■ Records supplied ■
--
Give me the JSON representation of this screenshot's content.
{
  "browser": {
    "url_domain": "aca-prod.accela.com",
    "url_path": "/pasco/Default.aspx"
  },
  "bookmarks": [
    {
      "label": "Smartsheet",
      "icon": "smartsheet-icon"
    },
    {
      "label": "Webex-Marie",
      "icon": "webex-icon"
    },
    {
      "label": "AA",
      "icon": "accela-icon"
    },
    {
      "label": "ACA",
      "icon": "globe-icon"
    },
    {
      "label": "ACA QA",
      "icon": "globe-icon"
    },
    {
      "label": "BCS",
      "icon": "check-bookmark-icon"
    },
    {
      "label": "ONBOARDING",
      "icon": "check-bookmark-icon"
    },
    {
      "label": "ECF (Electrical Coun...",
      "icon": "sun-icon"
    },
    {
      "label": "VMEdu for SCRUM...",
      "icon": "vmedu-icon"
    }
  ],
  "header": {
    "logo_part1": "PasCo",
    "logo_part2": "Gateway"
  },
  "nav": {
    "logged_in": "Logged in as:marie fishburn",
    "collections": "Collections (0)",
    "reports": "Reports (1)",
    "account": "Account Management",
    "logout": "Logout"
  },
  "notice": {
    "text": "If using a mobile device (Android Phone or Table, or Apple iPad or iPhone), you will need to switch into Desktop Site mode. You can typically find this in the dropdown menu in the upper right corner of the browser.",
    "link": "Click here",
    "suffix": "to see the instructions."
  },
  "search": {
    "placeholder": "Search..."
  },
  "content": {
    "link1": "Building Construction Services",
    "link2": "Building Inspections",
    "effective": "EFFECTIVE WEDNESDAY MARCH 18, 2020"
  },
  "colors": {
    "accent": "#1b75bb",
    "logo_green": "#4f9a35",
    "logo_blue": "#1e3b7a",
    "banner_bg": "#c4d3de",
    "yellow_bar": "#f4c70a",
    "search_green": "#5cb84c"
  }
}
--
■ Set problem ■
Write out every line from the records above, word for word.

■ Finished exercise ■
Give me the JSON representation of this screenshot's content.
{
  "browser": {
    "url_domain": "aca-prod.accela.com",
    "url_path": "/pasco/Default.aspx"
  },
  "bookmarks": [
    {
      "label": "Smartsheet",
      "icon": "smartsheet-icon"
    },
    {
      "label": "Webex-Marie",
      "icon": "webex-icon"
    },
    {
      "label": "AA",
      "icon": "accela-icon"
    },
    {
      "label": "ACA",
      "icon": "globe-icon"
    },
    {
      "label": "ACA QA",
      "icon": "globe-icon"
    },
    {
      "label": "BCS",
      "icon": "check-bookmark-icon"
    },
    {
      "label": "ONBOARDING",
      "icon": "check-bookmark-icon"
    },
    {
      "label": "ECF (Electrical Coun...",
      "icon": "sun-icon"
    },
    {
      "label": "VMEdu for SCRUM...",
      "icon": "vmedu-icon"
    }
  ],
  "header": {
    "logo_part1": "PasCo",
    "logo_part2": "Gateway"
  },
  "nav": {
    "logged_in": "Logged in as:marie fishburn",
    "collections": "Collections (0)",
    "reports": "Reports (1)",
    "account": "Account Management",
    "logout": "Logout"
  },
  "notice": {
    "text": "If using a mobile device (Android Phone or Table, or Apple iPad or iPhone), you will need to switch into Desktop Site mode. You can typically find this in the dropdown menu in the upper right corner of the browser.",
    "link": "Click here",
    "suffix": "to see the instructions."
  },
  "search": {
    "placeholder": "Search..."
  },
  "content": {
    "link1": "Building Construction Services",
    "link2": "Building Inspections",
    "effective": "EFFECTIVE WEDNESDAY MARCH 18, 2020"
  },
  "colors": {
    "accent": "#1b75bb",
    "logo_green": "#4f9a35",
    "logo_blue": "#1e3b7a",
    "banner_bg": "#c4d3de",
    "yellow_bar": "#f4c70a",
    "search_green": "#5cb84c"
  }
}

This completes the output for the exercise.